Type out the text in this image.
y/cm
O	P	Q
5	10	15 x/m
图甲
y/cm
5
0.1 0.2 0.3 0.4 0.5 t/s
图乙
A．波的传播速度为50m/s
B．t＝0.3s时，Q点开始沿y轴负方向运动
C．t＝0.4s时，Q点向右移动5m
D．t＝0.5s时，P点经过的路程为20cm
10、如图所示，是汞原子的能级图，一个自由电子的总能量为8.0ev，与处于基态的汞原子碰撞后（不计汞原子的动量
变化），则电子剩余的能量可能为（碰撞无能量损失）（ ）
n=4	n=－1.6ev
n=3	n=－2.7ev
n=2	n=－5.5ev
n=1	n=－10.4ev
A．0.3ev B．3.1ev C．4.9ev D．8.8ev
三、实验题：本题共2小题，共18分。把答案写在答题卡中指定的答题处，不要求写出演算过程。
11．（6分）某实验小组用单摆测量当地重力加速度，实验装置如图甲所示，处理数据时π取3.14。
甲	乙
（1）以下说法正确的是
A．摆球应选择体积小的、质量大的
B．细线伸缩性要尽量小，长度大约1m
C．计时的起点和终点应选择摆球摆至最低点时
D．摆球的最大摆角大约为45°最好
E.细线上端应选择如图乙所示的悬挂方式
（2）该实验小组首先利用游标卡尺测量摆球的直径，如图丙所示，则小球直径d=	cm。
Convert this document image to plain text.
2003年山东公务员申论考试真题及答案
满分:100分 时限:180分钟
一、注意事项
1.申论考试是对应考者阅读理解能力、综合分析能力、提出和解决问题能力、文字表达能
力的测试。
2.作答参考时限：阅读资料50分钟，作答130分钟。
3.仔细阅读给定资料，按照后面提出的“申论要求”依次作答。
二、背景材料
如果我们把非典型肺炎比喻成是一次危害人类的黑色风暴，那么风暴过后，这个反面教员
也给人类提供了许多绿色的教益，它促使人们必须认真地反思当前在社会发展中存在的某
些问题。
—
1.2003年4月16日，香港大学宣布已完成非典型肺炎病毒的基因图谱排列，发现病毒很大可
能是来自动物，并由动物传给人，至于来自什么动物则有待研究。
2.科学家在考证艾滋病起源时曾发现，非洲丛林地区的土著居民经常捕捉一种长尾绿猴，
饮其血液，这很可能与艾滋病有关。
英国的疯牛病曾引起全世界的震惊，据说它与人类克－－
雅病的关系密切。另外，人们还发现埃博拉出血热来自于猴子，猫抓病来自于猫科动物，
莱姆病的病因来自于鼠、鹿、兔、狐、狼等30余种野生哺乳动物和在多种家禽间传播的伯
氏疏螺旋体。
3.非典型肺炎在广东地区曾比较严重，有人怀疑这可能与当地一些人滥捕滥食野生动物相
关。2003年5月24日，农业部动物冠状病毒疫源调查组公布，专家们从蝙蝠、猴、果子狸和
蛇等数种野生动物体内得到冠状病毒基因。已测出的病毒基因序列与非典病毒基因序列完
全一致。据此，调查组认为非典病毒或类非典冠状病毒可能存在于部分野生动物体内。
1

--- --- ---

Only the number is wanted: how many lines of the data contain the word "text"?

ANSWER TO THE TASK:
2